[Data entries for graphics]
______

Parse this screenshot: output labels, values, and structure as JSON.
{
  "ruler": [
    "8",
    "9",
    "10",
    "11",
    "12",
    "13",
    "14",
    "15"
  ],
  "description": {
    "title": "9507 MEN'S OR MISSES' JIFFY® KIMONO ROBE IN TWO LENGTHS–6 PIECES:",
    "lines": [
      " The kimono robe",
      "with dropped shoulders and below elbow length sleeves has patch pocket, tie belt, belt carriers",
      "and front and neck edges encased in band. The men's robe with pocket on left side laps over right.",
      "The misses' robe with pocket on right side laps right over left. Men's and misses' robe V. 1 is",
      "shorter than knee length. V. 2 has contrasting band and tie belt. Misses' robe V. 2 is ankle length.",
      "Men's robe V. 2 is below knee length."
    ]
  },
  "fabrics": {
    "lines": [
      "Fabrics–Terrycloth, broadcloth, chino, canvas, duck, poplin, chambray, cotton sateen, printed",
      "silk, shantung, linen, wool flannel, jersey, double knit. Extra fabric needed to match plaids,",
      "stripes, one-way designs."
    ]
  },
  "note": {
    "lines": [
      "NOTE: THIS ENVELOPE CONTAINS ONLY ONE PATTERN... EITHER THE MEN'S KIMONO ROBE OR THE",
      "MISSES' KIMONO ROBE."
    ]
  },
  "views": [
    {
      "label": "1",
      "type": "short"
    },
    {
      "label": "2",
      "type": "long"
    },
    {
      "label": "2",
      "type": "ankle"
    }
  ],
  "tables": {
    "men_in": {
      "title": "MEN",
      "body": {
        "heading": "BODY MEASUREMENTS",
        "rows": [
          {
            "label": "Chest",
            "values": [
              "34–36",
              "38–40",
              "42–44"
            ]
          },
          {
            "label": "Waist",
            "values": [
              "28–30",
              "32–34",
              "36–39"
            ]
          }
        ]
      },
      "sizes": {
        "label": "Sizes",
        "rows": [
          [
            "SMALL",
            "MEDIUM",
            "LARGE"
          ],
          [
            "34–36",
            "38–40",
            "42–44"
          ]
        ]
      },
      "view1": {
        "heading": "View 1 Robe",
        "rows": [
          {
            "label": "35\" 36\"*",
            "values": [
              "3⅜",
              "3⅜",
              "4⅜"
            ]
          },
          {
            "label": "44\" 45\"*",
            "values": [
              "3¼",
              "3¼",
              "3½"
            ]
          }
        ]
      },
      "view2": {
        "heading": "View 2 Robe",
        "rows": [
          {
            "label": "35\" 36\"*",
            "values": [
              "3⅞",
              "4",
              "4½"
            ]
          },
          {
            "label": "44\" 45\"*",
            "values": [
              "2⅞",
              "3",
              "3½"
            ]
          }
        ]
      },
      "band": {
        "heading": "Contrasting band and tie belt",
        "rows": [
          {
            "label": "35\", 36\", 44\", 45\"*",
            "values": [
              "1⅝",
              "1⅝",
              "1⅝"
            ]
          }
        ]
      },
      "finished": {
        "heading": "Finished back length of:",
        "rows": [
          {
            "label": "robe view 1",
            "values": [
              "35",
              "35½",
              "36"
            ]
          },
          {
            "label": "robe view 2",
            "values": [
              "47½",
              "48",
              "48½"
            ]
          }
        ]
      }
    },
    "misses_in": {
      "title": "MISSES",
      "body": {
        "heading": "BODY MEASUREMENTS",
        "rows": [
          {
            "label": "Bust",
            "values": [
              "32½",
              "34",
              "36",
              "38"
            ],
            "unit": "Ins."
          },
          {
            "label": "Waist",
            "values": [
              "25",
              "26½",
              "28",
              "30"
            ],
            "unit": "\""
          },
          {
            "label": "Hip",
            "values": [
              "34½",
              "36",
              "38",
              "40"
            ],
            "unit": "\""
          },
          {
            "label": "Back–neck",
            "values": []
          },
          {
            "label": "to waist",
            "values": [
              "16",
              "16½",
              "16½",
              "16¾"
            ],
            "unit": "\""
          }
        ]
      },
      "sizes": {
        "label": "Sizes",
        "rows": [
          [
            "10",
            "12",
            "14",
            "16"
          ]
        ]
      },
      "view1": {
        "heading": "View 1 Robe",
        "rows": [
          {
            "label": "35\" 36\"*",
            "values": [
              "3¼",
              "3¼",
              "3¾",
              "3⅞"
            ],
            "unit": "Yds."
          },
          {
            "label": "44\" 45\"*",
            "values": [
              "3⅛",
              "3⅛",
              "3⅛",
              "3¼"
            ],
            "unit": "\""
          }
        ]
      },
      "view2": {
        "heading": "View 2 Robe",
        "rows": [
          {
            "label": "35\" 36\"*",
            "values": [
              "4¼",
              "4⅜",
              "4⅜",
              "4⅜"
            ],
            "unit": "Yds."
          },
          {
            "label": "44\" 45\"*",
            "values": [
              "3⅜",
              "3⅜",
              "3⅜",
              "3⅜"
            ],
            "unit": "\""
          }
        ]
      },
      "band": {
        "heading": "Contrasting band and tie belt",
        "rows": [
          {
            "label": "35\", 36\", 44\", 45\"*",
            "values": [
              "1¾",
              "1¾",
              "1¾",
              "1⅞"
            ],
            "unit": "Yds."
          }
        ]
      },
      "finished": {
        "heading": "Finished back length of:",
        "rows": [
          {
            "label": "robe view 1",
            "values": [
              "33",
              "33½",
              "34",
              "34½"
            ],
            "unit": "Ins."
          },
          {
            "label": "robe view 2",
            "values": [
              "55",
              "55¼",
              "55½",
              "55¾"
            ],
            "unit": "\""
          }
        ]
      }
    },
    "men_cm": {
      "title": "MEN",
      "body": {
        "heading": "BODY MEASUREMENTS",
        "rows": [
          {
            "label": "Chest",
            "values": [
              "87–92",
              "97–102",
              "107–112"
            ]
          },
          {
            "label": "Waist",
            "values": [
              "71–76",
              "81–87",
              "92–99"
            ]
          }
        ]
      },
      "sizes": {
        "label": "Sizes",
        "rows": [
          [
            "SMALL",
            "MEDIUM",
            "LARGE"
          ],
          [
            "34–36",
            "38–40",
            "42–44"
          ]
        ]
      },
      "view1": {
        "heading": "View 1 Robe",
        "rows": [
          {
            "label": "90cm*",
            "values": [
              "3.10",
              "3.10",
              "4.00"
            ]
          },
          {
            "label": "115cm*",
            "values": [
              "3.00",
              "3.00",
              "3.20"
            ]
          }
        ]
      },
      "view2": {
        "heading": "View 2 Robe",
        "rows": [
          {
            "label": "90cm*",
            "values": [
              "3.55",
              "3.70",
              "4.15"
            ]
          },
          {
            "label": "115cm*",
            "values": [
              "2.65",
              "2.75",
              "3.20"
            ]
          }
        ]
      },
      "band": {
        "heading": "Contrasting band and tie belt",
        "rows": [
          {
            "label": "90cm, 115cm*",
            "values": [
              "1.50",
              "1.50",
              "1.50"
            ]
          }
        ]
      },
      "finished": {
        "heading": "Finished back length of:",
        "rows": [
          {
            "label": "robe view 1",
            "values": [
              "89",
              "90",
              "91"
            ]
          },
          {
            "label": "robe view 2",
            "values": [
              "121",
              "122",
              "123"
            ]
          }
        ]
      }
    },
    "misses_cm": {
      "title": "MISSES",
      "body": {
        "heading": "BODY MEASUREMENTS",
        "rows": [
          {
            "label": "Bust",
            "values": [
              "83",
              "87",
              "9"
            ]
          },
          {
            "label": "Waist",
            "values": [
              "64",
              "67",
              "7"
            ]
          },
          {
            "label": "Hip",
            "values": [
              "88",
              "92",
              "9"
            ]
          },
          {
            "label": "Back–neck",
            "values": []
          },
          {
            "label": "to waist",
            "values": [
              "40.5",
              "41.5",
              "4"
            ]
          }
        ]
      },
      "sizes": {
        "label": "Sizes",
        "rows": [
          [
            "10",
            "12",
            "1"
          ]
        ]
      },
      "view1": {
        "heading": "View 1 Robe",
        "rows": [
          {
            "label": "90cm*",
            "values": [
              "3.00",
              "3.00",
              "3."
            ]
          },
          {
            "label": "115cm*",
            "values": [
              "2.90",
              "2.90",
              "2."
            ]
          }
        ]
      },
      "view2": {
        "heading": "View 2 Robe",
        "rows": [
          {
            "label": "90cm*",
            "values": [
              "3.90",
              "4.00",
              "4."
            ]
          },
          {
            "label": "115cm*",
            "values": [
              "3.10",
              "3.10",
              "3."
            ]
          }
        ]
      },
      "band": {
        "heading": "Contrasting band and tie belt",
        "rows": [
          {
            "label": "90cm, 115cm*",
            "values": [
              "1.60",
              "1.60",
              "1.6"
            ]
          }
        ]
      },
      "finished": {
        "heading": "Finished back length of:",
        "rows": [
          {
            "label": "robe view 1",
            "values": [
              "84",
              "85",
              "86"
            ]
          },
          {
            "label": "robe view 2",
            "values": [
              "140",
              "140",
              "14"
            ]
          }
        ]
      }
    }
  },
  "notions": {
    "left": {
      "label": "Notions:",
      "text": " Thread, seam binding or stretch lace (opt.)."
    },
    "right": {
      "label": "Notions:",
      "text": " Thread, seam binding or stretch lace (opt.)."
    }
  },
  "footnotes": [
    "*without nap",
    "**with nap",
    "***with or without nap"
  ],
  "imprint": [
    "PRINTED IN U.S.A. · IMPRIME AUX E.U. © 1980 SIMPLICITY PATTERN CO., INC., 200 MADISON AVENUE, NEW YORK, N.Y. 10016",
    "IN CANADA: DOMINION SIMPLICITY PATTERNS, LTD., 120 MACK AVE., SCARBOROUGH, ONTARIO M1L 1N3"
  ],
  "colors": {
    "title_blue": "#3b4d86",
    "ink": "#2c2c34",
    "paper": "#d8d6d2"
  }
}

______

■ TO DO: Show every line above in which the word "laps" occurs.

■ IN RESPONSE:
      "and front and neck edges encased in band. The men's robe with pocket on left side laps over right.",
      "The misses' robe with pocket on right side laps right over left. Men's and misses' robe V. 1 is",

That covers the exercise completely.